[Raw records]:
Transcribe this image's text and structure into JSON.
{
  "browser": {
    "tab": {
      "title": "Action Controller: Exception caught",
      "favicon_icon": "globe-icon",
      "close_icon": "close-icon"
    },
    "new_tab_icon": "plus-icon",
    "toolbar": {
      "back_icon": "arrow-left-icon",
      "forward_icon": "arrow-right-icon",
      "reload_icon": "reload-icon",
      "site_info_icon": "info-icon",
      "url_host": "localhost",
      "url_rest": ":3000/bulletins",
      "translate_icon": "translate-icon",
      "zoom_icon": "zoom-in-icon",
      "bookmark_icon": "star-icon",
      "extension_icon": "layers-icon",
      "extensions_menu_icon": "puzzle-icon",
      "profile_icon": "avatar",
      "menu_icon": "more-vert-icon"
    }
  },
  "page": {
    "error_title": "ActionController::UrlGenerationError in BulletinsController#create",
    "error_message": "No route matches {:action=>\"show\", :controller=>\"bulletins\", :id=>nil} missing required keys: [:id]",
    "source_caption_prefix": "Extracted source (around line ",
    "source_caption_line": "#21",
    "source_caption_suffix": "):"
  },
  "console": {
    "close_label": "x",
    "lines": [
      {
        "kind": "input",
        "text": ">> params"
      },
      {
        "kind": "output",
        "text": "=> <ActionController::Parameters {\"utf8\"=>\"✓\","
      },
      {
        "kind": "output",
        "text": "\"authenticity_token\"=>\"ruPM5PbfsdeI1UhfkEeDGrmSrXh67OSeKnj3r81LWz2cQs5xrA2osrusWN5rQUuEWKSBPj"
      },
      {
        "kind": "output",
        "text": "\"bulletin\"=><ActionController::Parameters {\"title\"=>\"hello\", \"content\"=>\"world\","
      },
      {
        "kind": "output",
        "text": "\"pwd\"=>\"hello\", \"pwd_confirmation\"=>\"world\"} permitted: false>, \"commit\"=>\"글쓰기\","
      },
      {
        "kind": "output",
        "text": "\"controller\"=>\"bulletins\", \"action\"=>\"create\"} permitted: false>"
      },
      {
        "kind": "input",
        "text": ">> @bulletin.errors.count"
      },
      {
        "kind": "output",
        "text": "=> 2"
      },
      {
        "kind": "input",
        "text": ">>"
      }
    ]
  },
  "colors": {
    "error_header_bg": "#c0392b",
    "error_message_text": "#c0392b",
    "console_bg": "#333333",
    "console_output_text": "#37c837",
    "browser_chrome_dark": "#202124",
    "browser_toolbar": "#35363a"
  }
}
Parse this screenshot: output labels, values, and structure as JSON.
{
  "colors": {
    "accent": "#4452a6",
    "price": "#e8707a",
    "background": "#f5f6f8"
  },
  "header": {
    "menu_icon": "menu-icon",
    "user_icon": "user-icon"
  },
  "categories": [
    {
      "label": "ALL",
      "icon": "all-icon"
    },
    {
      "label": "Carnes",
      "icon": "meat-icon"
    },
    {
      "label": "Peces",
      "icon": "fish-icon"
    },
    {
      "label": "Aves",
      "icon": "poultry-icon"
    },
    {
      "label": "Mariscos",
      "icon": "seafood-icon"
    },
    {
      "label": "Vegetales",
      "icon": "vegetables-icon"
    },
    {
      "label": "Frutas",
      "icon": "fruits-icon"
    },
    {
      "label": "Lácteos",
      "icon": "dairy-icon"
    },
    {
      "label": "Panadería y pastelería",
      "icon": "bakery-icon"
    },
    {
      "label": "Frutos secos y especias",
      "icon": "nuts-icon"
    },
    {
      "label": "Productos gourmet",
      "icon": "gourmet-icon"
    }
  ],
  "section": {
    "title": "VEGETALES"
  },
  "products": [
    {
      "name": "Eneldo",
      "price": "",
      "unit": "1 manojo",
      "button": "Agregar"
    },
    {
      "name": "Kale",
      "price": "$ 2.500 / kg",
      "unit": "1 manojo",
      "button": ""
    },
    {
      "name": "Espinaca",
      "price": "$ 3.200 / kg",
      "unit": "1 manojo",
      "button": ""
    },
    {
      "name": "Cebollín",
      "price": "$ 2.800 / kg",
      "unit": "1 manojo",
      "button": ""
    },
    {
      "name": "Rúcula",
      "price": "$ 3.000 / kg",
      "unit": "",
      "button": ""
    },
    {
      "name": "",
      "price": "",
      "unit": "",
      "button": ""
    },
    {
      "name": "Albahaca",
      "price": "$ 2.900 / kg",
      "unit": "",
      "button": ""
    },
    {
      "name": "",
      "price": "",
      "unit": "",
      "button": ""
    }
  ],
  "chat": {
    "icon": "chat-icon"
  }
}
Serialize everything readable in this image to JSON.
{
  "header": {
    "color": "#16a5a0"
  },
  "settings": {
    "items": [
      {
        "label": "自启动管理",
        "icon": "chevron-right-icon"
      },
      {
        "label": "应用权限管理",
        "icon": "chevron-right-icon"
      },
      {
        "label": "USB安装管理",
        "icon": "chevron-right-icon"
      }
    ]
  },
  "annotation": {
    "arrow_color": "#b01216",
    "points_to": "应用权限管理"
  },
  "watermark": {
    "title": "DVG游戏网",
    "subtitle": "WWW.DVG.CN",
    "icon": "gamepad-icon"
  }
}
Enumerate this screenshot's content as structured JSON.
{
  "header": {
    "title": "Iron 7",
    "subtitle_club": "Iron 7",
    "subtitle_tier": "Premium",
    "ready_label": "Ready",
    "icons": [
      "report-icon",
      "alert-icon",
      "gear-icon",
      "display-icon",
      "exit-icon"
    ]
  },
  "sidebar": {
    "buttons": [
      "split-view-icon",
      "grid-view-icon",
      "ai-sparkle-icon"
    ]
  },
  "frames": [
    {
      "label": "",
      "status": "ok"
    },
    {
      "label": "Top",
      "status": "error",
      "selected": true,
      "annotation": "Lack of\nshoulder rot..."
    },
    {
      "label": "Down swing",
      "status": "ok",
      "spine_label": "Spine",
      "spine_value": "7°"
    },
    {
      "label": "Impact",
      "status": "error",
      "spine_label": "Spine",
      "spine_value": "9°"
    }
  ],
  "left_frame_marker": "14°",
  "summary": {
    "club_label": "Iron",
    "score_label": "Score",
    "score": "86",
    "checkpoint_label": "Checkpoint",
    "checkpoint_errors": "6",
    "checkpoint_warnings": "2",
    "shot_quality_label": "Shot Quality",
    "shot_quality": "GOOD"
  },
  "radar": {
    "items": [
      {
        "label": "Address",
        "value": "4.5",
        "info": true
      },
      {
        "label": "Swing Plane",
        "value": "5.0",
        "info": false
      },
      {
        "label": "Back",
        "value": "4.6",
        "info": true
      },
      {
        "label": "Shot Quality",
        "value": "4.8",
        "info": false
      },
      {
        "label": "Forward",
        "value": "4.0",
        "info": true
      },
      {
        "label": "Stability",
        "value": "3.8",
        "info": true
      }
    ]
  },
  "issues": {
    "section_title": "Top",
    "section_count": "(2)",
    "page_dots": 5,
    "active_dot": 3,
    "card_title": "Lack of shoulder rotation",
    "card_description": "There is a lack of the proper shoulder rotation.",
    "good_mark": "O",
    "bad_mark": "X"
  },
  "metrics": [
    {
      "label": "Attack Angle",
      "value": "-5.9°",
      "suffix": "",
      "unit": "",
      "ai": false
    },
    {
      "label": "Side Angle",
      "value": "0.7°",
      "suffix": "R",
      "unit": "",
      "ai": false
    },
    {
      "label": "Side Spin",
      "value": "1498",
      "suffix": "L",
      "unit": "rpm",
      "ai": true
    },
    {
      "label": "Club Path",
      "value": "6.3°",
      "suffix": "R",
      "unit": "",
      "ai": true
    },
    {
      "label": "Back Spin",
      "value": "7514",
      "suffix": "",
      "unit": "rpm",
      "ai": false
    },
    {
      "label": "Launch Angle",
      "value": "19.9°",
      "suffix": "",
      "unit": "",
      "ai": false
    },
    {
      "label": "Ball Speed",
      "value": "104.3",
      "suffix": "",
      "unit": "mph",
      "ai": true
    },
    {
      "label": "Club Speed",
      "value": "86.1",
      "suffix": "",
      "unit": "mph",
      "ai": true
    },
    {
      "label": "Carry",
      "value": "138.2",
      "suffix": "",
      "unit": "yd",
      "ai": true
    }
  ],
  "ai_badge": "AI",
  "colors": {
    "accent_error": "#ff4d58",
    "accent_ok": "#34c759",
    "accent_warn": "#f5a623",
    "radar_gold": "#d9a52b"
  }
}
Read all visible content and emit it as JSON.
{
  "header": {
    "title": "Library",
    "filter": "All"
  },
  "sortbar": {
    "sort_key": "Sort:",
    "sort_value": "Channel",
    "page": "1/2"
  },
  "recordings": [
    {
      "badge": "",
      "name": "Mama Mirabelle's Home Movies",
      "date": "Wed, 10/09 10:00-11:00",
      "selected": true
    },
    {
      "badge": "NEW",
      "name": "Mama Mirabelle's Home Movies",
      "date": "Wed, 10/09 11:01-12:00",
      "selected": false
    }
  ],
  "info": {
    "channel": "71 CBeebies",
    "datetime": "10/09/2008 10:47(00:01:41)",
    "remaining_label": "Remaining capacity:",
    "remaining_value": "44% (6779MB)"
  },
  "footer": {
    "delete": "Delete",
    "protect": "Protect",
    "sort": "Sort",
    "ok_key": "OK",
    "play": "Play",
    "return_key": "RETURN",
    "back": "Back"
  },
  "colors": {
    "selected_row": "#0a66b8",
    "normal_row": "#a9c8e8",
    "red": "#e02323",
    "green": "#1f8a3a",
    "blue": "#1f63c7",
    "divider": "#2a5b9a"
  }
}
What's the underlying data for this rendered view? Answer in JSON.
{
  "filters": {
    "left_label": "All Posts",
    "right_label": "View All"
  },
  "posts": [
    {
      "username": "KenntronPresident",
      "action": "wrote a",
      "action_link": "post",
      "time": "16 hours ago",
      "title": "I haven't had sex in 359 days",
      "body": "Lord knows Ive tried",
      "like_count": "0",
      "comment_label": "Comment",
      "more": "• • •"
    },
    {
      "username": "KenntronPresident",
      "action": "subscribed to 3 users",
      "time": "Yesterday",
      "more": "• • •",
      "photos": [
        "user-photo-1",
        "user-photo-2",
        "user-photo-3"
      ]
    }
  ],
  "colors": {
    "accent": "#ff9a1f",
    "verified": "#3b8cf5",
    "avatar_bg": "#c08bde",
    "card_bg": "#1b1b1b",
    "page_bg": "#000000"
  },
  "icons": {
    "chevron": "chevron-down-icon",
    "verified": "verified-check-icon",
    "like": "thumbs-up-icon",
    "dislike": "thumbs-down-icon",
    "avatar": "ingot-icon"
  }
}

[What this task involves]: In the material above, find the lines that contain "annotation" and show them.

[Result below]:
  "annotation": {
      "annotation": "Lack of\nshoulder rot..."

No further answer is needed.